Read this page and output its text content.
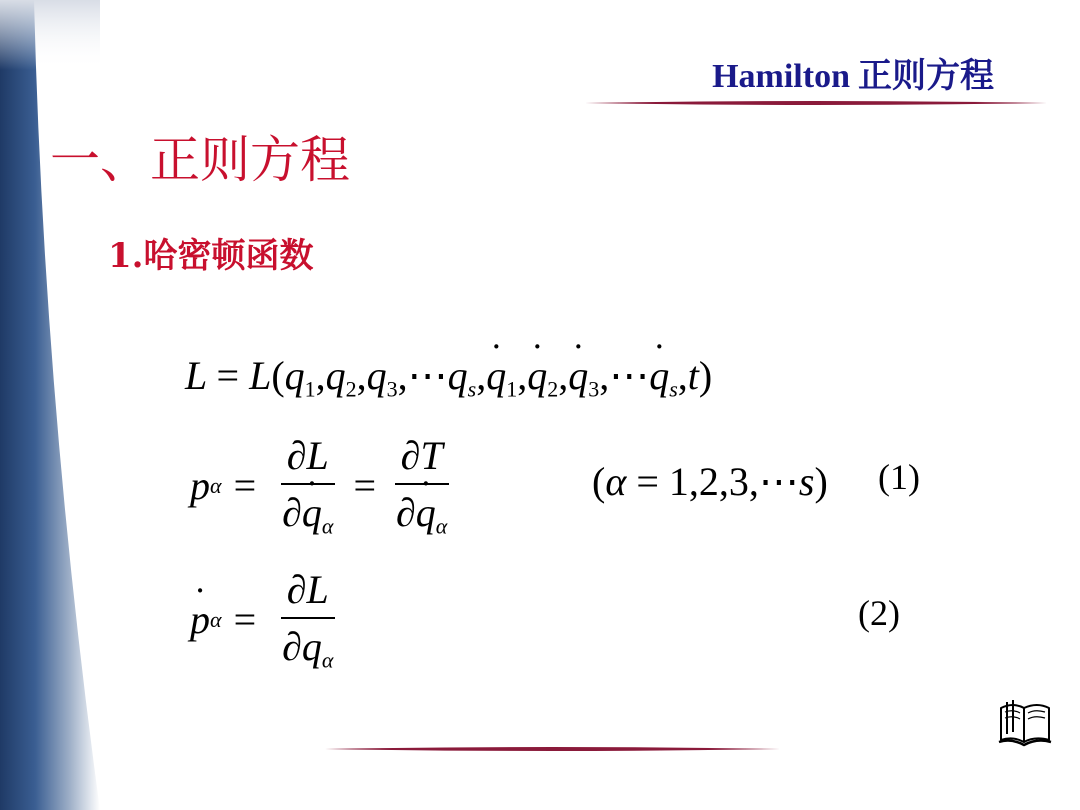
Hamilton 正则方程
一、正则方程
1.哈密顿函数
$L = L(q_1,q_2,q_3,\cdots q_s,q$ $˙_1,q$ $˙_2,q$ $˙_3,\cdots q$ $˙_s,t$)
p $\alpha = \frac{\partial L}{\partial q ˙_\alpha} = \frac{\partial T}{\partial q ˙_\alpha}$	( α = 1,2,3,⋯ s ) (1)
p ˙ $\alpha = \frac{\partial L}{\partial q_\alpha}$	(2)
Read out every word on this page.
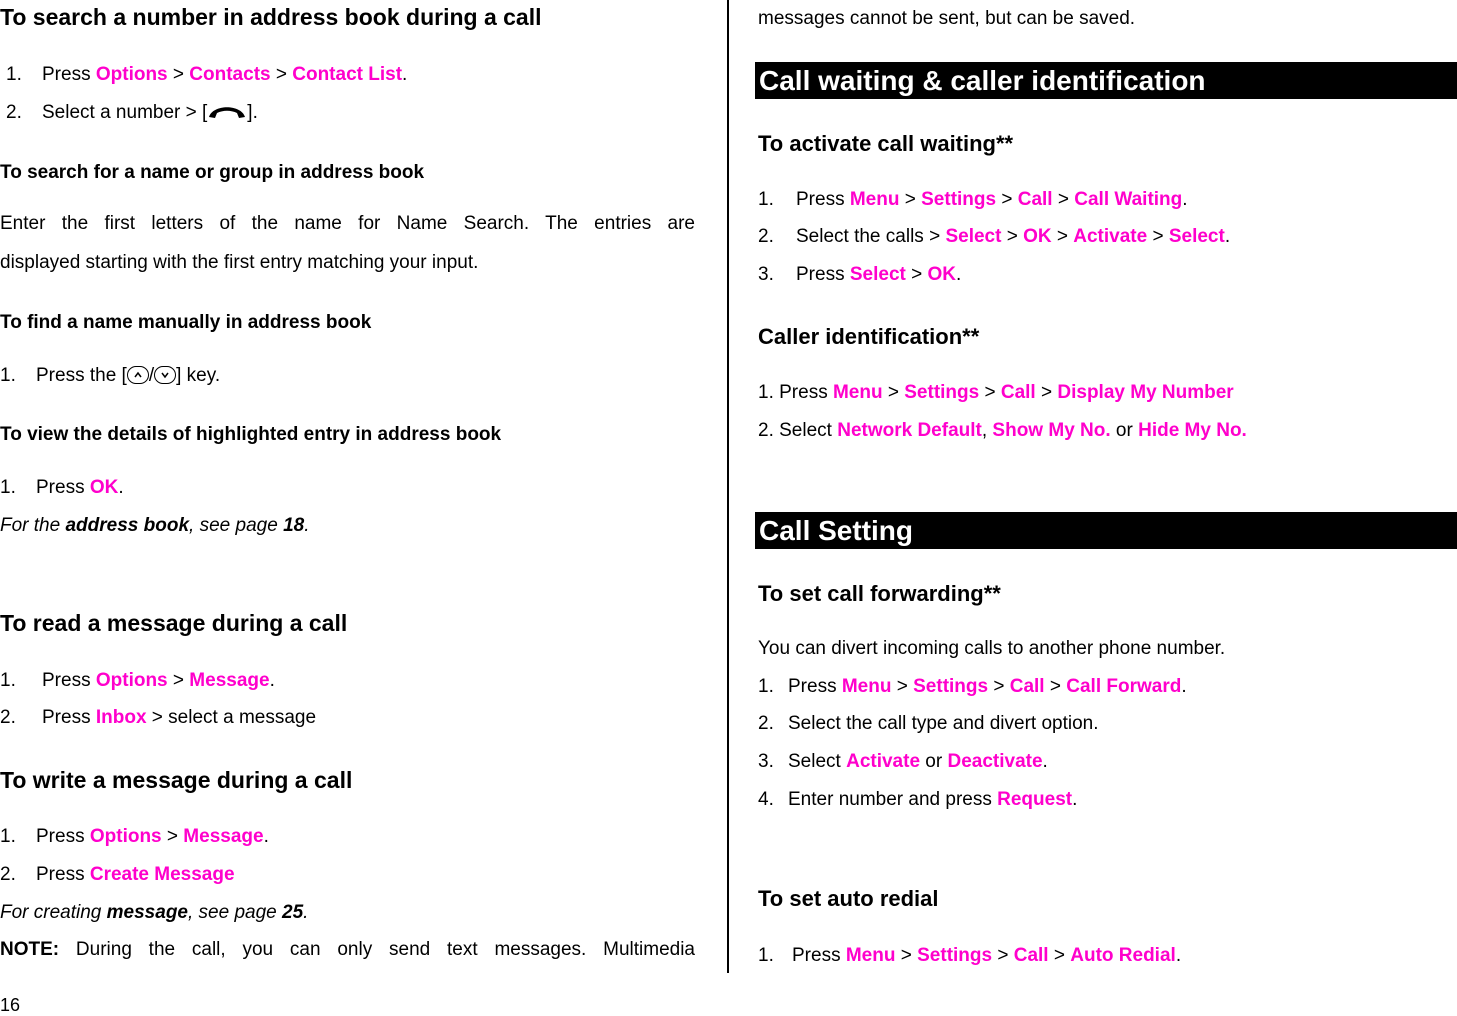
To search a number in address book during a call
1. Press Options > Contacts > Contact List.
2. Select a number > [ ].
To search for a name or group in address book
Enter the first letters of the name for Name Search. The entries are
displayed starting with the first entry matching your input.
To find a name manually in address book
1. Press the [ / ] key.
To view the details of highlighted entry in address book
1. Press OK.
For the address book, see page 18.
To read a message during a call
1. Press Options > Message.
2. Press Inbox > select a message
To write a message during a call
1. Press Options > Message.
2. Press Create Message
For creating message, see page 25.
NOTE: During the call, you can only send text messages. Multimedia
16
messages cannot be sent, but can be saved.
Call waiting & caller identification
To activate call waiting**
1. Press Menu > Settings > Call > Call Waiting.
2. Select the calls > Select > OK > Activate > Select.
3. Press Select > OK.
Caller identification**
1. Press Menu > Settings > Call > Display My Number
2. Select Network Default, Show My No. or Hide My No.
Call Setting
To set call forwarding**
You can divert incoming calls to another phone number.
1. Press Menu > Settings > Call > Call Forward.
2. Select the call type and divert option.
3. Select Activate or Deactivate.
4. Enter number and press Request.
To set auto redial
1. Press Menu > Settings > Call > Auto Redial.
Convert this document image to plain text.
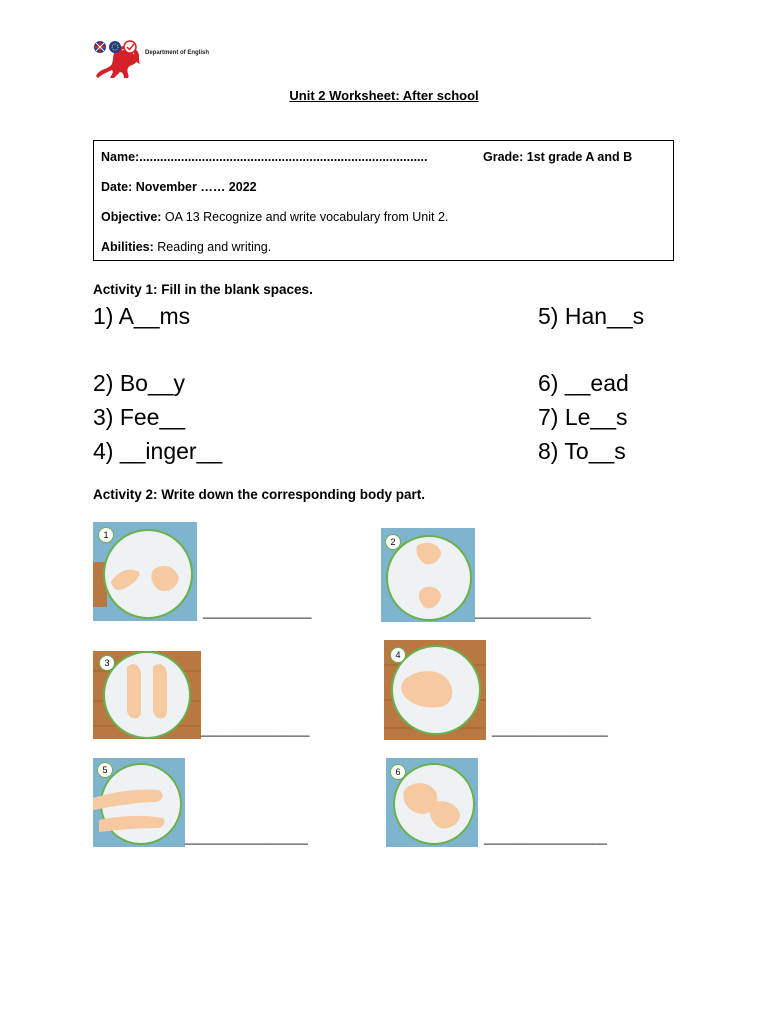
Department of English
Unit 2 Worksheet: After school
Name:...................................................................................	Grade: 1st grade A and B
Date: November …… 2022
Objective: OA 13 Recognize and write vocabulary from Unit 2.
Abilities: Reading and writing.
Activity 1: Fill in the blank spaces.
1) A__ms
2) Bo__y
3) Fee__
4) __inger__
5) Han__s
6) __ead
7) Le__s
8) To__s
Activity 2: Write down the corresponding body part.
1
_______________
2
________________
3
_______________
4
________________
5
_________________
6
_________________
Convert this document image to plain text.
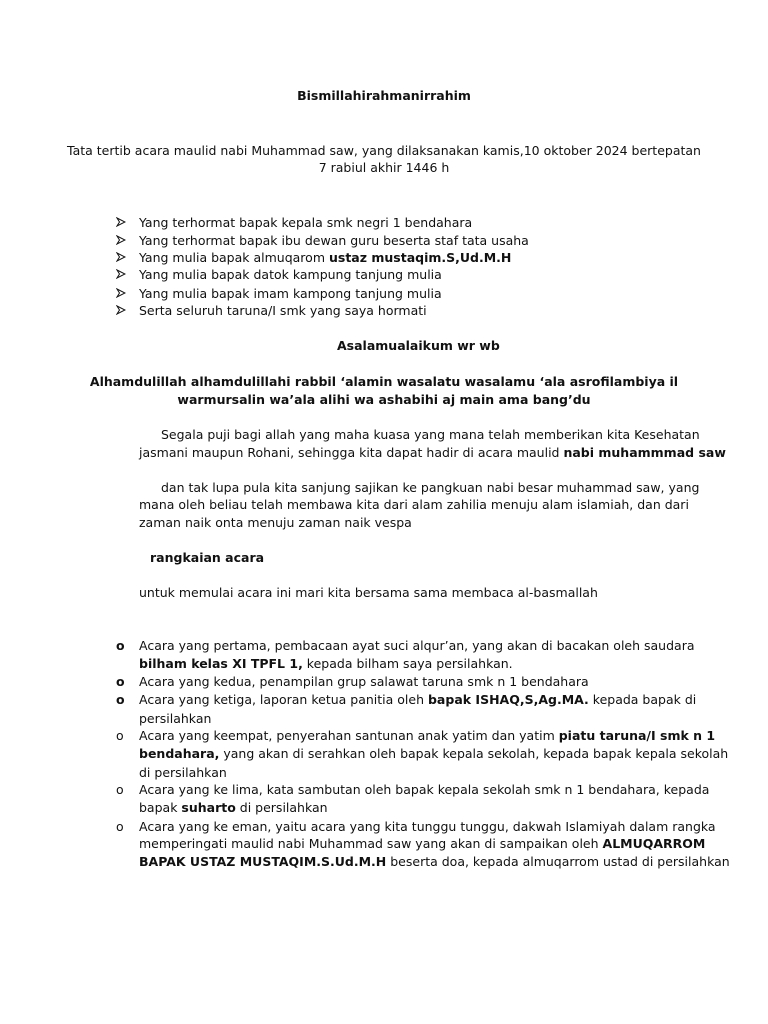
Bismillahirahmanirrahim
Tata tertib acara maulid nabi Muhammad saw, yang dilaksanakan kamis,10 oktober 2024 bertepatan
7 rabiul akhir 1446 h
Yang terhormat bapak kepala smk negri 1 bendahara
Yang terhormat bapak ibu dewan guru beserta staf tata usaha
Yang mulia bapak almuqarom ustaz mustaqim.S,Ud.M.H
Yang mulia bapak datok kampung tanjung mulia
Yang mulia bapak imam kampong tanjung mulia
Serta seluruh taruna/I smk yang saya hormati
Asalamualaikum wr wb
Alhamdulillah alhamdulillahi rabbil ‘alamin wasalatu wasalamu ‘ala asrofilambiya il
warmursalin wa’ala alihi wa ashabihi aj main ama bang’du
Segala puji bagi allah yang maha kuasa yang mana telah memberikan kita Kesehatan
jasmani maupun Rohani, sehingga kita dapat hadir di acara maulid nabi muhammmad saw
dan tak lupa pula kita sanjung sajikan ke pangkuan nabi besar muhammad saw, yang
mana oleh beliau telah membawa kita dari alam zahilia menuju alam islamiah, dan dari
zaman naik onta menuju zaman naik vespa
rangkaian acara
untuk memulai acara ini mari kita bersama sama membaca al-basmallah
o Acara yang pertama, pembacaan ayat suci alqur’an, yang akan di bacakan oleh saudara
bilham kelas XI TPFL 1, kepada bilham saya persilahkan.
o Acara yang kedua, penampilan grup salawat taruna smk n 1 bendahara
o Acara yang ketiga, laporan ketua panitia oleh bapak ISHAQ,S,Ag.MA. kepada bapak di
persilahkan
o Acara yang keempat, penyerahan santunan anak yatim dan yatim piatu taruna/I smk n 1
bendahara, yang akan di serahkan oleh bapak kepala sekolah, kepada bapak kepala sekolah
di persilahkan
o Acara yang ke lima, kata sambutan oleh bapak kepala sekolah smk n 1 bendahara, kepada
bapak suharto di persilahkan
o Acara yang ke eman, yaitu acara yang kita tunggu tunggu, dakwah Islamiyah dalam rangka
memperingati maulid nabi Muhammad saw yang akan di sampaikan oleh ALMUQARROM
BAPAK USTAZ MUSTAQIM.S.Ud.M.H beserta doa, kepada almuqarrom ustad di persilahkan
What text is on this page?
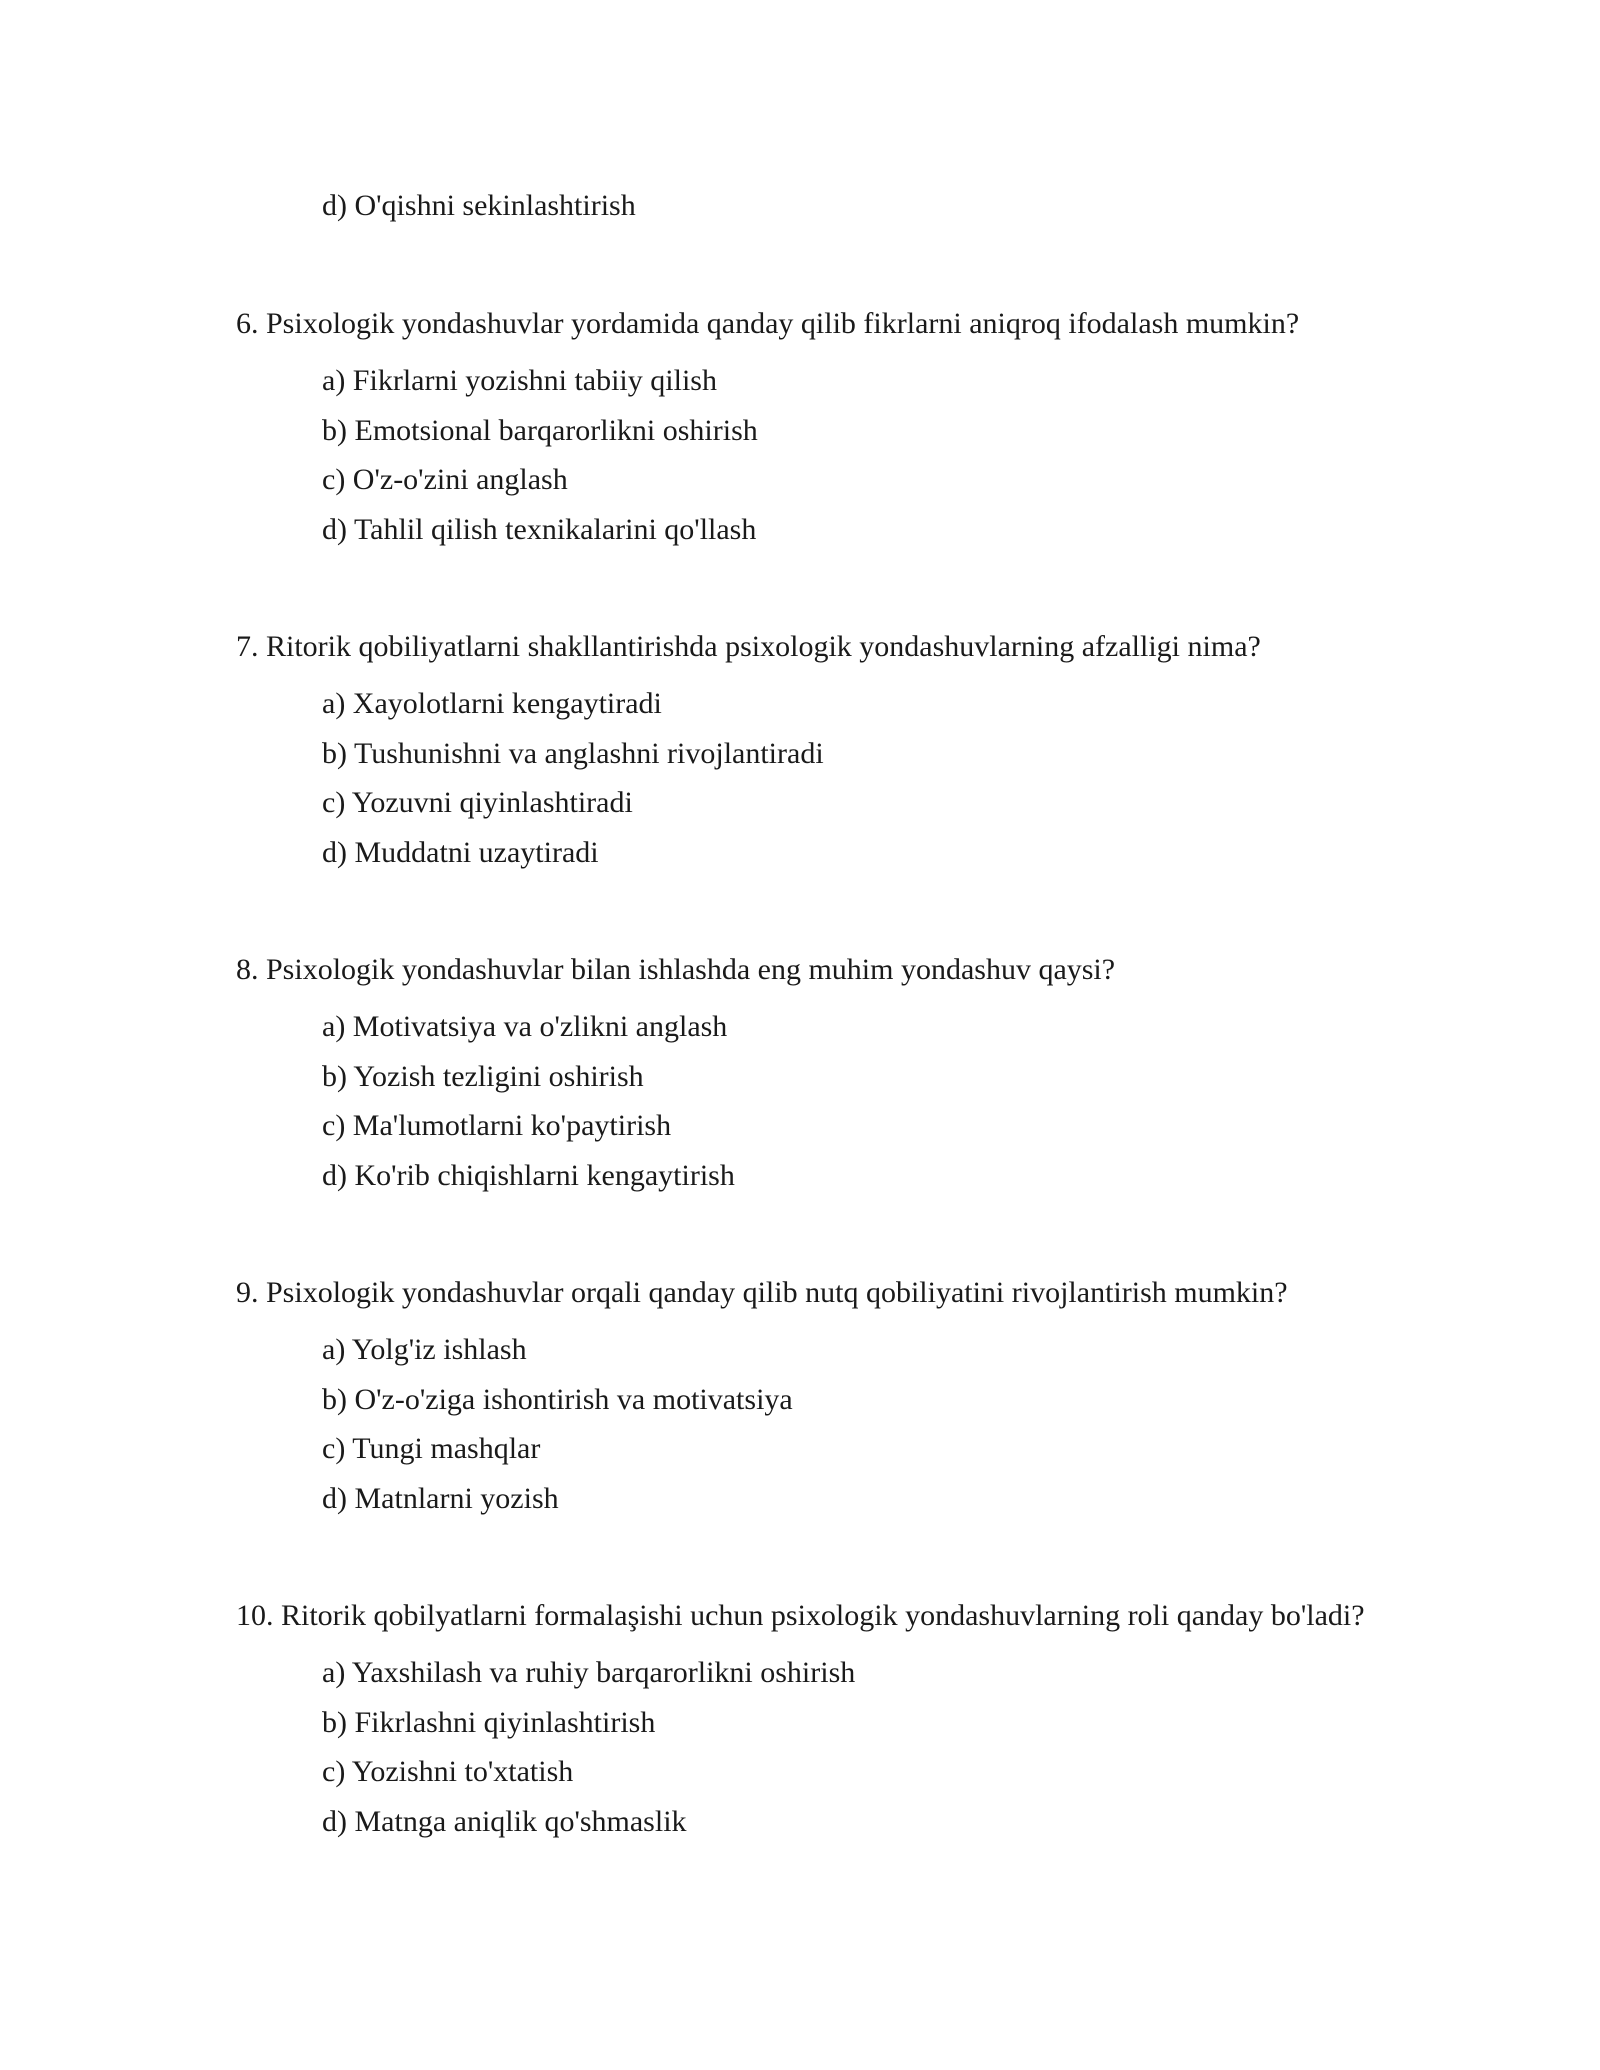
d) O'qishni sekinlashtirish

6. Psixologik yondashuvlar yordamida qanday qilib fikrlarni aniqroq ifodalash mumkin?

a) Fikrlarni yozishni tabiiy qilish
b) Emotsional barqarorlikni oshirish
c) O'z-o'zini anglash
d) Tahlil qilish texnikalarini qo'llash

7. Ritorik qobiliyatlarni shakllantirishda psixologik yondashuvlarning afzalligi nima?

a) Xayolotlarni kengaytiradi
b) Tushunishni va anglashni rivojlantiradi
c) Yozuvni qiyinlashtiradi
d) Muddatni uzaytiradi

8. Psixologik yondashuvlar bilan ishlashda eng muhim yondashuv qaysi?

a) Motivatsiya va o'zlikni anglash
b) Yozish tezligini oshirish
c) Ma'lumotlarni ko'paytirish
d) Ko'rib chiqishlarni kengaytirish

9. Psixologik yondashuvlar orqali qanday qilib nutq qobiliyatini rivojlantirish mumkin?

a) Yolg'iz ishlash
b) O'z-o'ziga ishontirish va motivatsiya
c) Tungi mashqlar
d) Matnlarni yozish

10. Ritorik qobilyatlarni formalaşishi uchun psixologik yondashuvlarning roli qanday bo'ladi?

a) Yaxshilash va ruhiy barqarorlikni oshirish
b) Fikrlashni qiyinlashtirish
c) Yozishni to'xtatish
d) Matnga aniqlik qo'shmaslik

YOUR GOAL: Going through the data above, count the lines where the string "book" appears, and answer with only that number.

WRITTEN SOLUTION: 5